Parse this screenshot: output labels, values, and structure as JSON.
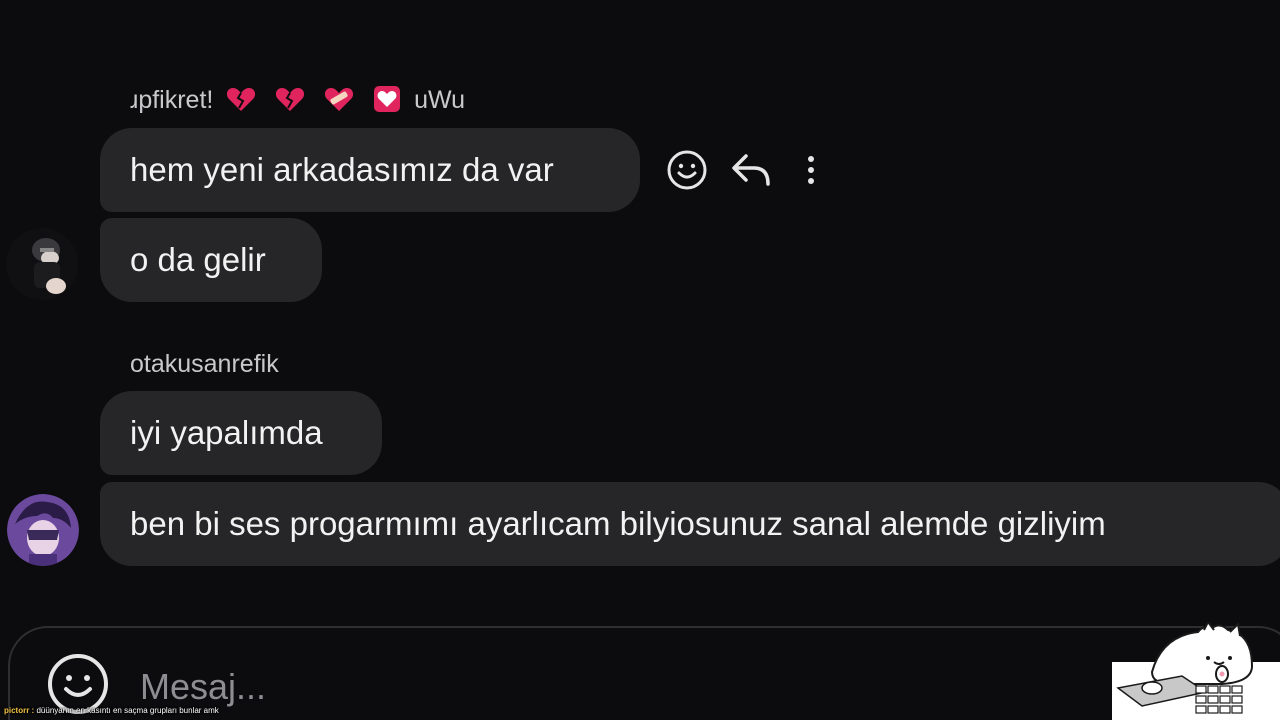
{
  "messages": [
    {
      "sender": "ɹpfikret!",
      "sender_suffix": "uWu",
      "text": "hem yeni arkadasımız da var"
    },
    {
      "text": "o da gelir"
    },
    {
      "sender": "otakusanrefik",
      "text": "iyi yapalımda"
    },
    {
      "text": "ben bi ses progarmımı ayarlıcam bilyiosunuz sanal alemde gizliyim"
    }
  ],
  "message_actions": {
    "icons": [
      "smiley-icon",
      "reply-icon",
      "more-vertical-icon"
    ]
  },
  "composer": {
    "placeholder": "Mesaj..."
  },
  "caption": {
    "prefix": "pictorr :",
    "text": "düünyanın en kasıntı en saçma grupları bunlar amk"
  },
  "colors": {
    "background": "#0c0c0e",
    "bubble": "#262628",
    "text": "#f2f2f2",
    "muted_text": "#c9c9cc",
    "placeholder": "#8d8d92",
    "heart_red": "#e0245e"
  }
}
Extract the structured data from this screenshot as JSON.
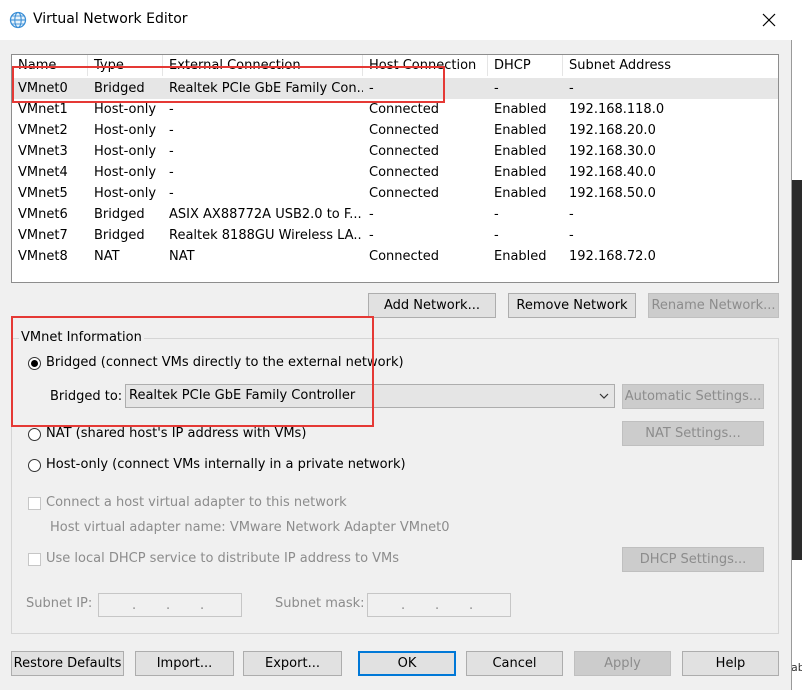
{
  "window": {
    "title": "Virtual Network Editor"
  },
  "table": {
    "headers": [
      "Name",
      "Type",
      "External Connection",
      "Host Connection",
      "DHCP",
      "Subnet Address"
    ],
    "rows": [
      [
        "VMnet0",
        "Bridged",
        "Realtek PCIe GbE Family Con...",
        "-",
        "-",
        "-"
      ],
      [
        "VMnet1",
        "Host-only",
        "-",
        "Connected",
        "Enabled",
        "192.168.118.0"
      ],
      [
        "VMnet2",
        "Host-only",
        "-",
        "Connected",
        "Enabled",
        "192.168.20.0"
      ],
      [
        "VMnet3",
        "Host-only",
        "-",
        "Connected",
        "Enabled",
        "192.168.30.0"
      ],
      [
        "VMnet4",
        "Host-only",
        "-",
        "Connected",
        "Enabled",
        "192.168.40.0"
      ],
      [
        "VMnet5",
        "Host-only",
        "-",
        "Connected",
        "Enabled",
        "192.168.50.0"
      ],
      [
        "VMnet6",
        "Bridged",
        "ASIX AX88772A USB2.0 to F...",
        "-",
        "-",
        "-"
      ],
      [
        "VMnet7",
        "Bridged",
        "Realtek 8188GU Wireless LA...",
        "-",
        "-",
        "-"
      ],
      [
        "VMnet8",
        "NAT",
        "NAT",
        "Connected",
        "Enabled",
        "192.168.72.0"
      ]
    ]
  },
  "network_buttons": {
    "add": "Add Network...",
    "remove": "Remove Network",
    "rename": "Rename Network..."
  },
  "info": {
    "group_label": "VMnet Information",
    "bridged_label": "Bridged (connect VMs directly to the external network)",
    "bridged_to_label": "Bridged to:",
    "bridged_to_value": "Realtek PCIe GbE Family Controller",
    "automatic_settings": "Automatic Settings...",
    "nat_label": "NAT (shared host's IP address with VMs)",
    "nat_settings": "NAT Settings...",
    "hostonly_label": "Host-only (connect VMs internally in a private network)",
    "connect_adapter_label": "Connect a host virtual adapter to this network",
    "adapter_name_label": "Host virtual adapter name: VMware Network Adapter VMnet0",
    "dhcp_label": "Use local DHCP service to distribute IP address to VMs",
    "dhcp_settings": "DHCP Settings...",
    "subnet_ip_label": "Subnet IP:",
    "subnet_mask_label": "Subnet mask:",
    "ip_dot": "."
  },
  "footer": {
    "restore": "Restore Defaults",
    "import": "Import...",
    "export": "Export...",
    "ok": "OK",
    "cancel": "Cancel",
    "apply": "Apply",
    "help": "Help"
  },
  "side_text": "ab",
  "colors": {
    "highlight": "#e53935",
    "focus_border": "#0078d7",
    "selected_row": "#e6e6e6"
  }
}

__WHAT THIS TASK INVOLVES__:
Without the pictures, restate all of the entries above verbatim.

__ANSWER__:
Parse this screenshot: output labels, values, and structure as JSON.
{
  "messages": [
    {
      "sender": "ɹpfikret!",
      "sender_suffix": "uWu",
      "text": "hem yeni arkadasımız da var"
    },
    {
      "text": "o da gelir"
    },
    {
      "sender": "otakusanrefik",
      "text": "iyi yapalımda"
    },
    {
      "text": "ben bi ses progarmımı ayarlıcam bilyiosunuz sanal alemde gizliyim"
    }
  ],
  "message_actions": {
    "icons": [
      "smiley-icon",
      "reply-icon",
      "more-vertical-icon"
    ]
  },
  "composer": {
    "placeholder": "Mesaj..."
  },
  "caption": {
    "prefix": "pictorr :",
    "text": "düünyanın en kasıntı en saçma grupları bunlar amk"
  },
  "colors": {
    "background": "#0c0c0e",
    "bubble": "#262628",
    "text": "#f2f2f2",
    "muted_text": "#c9c9cc",
    "placeholder": "#8d8d92",
    "heart_red": "#e0245e"
  }
}
Extract the structured data from this screenshot as JSON.
{
  "window": {
    "title": "Virtual Network Editor"
  },
  "table": {
    "headers": [
      "Name",
      "Type",
      "External Connection",
      "Host Connection",
      "DHCP",
      "Subnet Address"
    ],
    "rows": [
      [
        "VMnet0",
        "Bridged",
        "Realtek PCIe GbE Family Con...",
        "-",
        "-",
        "-"
      ],
      [
        "VMnet1",
        "Host-only",
        "-",
        "Connected",
        "Enabled",
        "192.168.118.0"
      ],
      [
        "VMnet2",
        "Host-only",
        "-",
        "Connected",
        "Enabled",
        "192.168.20.0"
      ],
      [
        "VMnet3",
        "Host-only",
        "-",
        "Connected",
        "Enabled",
        "192.168.30.0"
      ],
      [
        "VMnet4",
        "Host-only",
        "-",
        "Connected",
        "Enabled",
        "192.168.40.0"
      ],
      [
        "VMnet5",
        "Host-only",
        "-",
        "Connected",
        "Enabled",
        "192.168.50.0"
      ],
      [
        "VMnet6",
        "Bridged",
        "ASIX AX88772A USB2.0 to F...",
        "-",
        "-",
        "-"
      ],
      [
        "VMnet7",
        "Bridged",
        "Realtek 8188GU Wireless LA...",
        "-",
        "-",
        "-"
      ],
      [
        "VMnet8",
        "NAT",
        "NAT",
        "Connected",
        "Enabled",
        "192.168.72.0"
      ]
    ]
  },
  "network_buttons": {
    "add": "Add Network...",
    "remove": "Remove Network",
    "rename": "Rename Network..."
  },
  "info": {
    "group_label": "VMnet Information",
    "bridged_label": "Bridged (connect VMs directly to the external network)",
    "bridged_to_label": "Bridged to:",
    "bridged_to_value": "Realtek PCIe GbE Family Controller",
    "automatic_settings": "Automatic Settings...",
    "nat_label": "NAT (shared host's IP address with VMs)",
    "nat_settings": "NAT Settings...",
    "hostonly_label": "Host-only (connect VMs internally in a private network)",
    "connect_adapter_label": "Connect a host virtual adapter to this network",
    "adapter_name_label": "Host virtual adapter name: VMware Network Adapter VMnet0",
    "dhcp_label": "Use local DHCP service to distribute IP address to VMs",
    "dhcp_settings": "DHCP Settings...",
    "subnet_ip_label": "Subnet IP:",
    "subnet_mask_label": "Subnet mask:",
    "ip_dot": "."
  },
  "footer": {
    "restore": "Restore Defaults",
    "import": "Import...",
    "export": "Export...",
    "ok": "OK",
    "cancel": "Cancel",
    "apply": "Apply",
    "help": "Help"
  },
  "side_text": "ab",
  "colors": {
    "highlight": "#e53935",
    "focus_border": "#0078d7",
    "selected_row": "#e6e6e6"
  }
}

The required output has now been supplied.